#### [WHAT YOU NEED TO DO]
Exclude the pictures, then copy all remaining records exactly.

#### [PROVIDED RECORDS]
▶
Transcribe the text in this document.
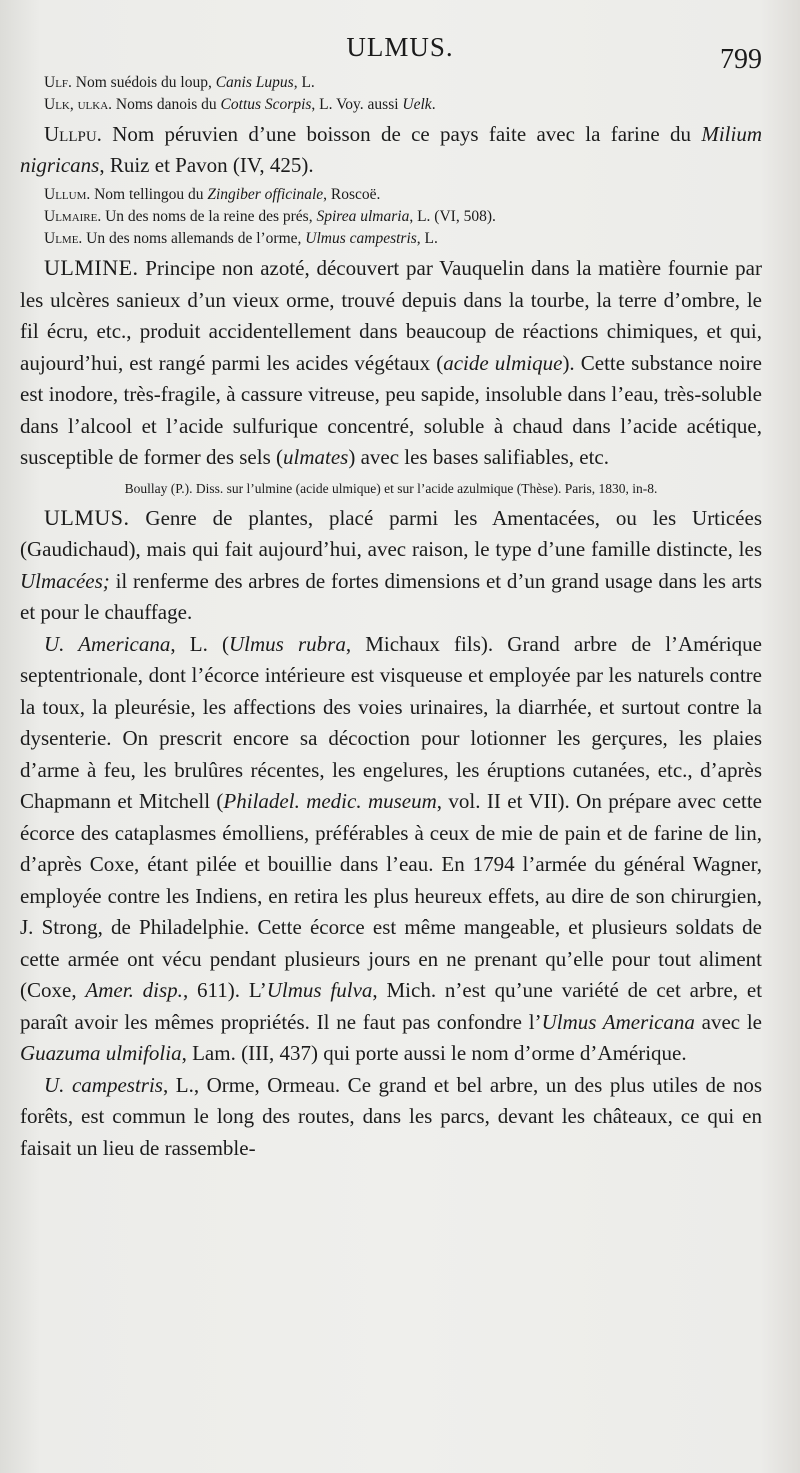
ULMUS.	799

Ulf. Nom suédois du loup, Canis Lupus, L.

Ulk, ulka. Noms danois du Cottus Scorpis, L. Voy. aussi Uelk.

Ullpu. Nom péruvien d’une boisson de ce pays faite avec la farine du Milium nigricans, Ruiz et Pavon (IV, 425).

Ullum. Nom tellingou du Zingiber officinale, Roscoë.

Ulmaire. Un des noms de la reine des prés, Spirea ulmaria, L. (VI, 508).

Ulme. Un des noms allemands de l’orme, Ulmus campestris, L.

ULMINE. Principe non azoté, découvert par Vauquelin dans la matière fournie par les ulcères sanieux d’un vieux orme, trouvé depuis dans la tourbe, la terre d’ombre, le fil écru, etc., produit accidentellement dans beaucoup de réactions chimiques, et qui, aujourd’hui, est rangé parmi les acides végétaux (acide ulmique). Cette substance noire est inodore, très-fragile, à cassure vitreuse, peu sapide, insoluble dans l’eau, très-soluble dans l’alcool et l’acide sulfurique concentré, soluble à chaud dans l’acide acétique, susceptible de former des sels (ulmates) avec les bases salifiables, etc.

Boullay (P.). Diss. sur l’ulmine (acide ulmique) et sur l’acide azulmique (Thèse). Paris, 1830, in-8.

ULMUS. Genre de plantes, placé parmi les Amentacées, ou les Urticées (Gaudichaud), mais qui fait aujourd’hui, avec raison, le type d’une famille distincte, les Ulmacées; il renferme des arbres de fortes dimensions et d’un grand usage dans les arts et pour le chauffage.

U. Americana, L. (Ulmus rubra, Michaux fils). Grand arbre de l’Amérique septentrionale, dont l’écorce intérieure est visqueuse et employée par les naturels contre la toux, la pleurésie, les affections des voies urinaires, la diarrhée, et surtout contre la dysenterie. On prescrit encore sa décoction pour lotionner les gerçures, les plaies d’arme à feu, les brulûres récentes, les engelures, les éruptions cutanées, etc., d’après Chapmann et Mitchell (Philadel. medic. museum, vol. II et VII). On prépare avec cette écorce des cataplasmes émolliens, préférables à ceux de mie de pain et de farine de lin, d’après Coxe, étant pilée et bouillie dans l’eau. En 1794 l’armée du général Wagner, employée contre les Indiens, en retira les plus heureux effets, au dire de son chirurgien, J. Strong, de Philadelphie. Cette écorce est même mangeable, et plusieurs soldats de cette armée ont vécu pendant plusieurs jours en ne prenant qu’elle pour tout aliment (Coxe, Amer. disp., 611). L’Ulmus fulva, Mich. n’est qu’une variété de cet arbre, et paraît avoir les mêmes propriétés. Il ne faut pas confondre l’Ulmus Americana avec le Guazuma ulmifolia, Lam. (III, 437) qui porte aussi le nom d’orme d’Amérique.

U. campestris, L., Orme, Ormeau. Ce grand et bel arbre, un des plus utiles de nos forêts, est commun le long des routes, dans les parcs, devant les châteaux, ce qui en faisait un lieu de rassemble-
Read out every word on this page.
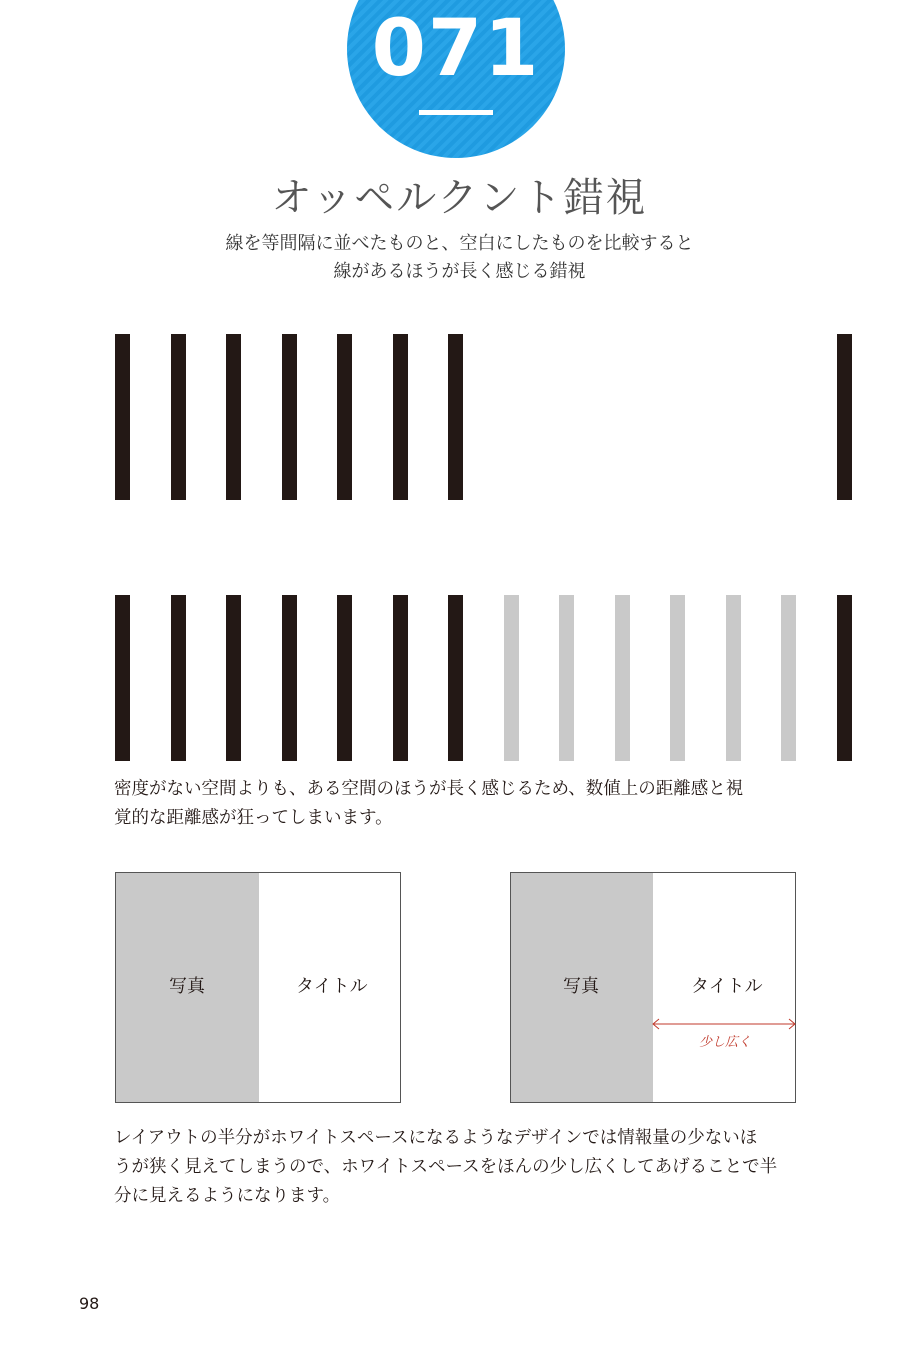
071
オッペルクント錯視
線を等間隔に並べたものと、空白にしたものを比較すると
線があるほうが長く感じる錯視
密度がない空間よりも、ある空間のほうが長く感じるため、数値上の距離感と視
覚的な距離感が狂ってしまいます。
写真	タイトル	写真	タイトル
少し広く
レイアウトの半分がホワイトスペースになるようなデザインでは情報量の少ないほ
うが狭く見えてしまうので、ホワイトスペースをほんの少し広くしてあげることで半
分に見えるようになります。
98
◀
#### [CORRECT OUTPUT]
Transcribe the text in this document.
ULMUS.	799

Ulf. Nom suédois du loup, Canis Lupus, L.

Ulk, ulka. Noms danois du Cottus Scorpis, L. Voy. aussi Uelk.

Ullpu. Nom péruvien d’une boisson de ce pays faite avec la farine du Milium nigricans, Ruiz et Pavon (IV, 425).

Ullum. Nom tellingou du Zingiber officinale, Roscoë.

Ulmaire. Un des noms de la reine des prés, Spirea ulmaria, L. (VI, 508).

Ulme. Un des noms allemands de l’orme, Ulmus campestris, L.

ULMINE. Principe non azoté, découvert par Vauquelin dans la matière fournie par les ulcères sanieux d’un vieux orme, trouvé depuis dans la tourbe, la terre d’ombre, le fil écru, etc., produit accidentellement dans beaucoup de réactions chimiques, et qui, aujourd’hui, est rangé parmi les acides végétaux (acide ulmique). Cette substance noire est inodore, très-fragile, à cassure vitreuse, peu sapide, insoluble dans l’eau, très-soluble dans l’alcool et l’acide sulfurique concentré, soluble à chaud dans l’acide acétique, susceptible de former des sels (ulmates) avec les bases salifiables, etc.

Boullay (P.). Diss. sur l’ulmine (acide ulmique) et sur l’acide azulmique (Thèse). Paris, 1830, in-8.

ULMUS. Genre de plantes, placé parmi les Amentacées, ou les Urticées (Gaudichaud), mais qui fait aujourd’hui, avec raison, le type d’une famille distincte, les Ulmacées; il renferme des arbres de fortes dimensions et d’un grand usage dans les arts et pour le chauffage.

U. Americana, L. (Ulmus rubra, Michaux fils). Grand arbre de l’Amérique septentrionale, dont l’écorce intérieure est visqueuse et employée par les naturels contre la toux, la pleurésie, les affections des voies urinaires, la diarrhée, et surtout contre la dysenterie. On prescrit encore sa décoction pour lotionner les gerçures, les plaies d’arme à feu, les brulûres récentes, les engelures, les éruptions cutanées, etc., d’après Chapmann et Mitchell (Philadel. medic. museum, vol. II et VII). On prépare avec cette écorce des cataplasmes émolliens, préférables à ceux de mie de pain et de farine de lin, d’après Coxe, étant pilée et bouillie dans l’eau. En 1794 l’armée du général Wagner, employée contre les Indiens, en retira les plus heureux effets, au dire de son chirurgien, J. Strong, de Philadelphie. Cette écorce est même mangeable, et plusieurs soldats de cette armée ont vécu pendant plusieurs jours en ne prenant qu’elle pour tout aliment (Coxe, Amer. disp., 611). L’Ulmus fulva, Mich. n’est qu’une variété de cet arbre, et paraît avoir les mêmes propriétés. Il ne faut pas confondre l’Ulmus Americana avec le Guazuma ulmifolia, Lam. (III, 437) qui porte aussi le nom d’orme d’Amérique.

U. campestris, L., Orme, Ormeau. Ce grand et bel arbre, un des plus utiles de nos forêts, est commun le long des routes, dans les parcs, devant les châteaux, ce qui en faisait un lieu de rassemble-
Read out every word on this page.
071
オッペルクント錯視
線を等間隔に並べたものと、空白にしたものを比較すると
線があるほうが長く感じる錯視
密度がない空間よりも、ある空間のほうが長く感じるため、数値上の距離感と視
覚的な距離感が狂ってしまいます。
写真	タイトル	写真	タイトル
少し広く
レイアウトの半分がホワイトスペースになるようなデザインでは情報量の少ないほ
うが狭く見えてしまうので、ホワイトスペースをほんの少し広くしてあげることで半
分に見えるようになります。
98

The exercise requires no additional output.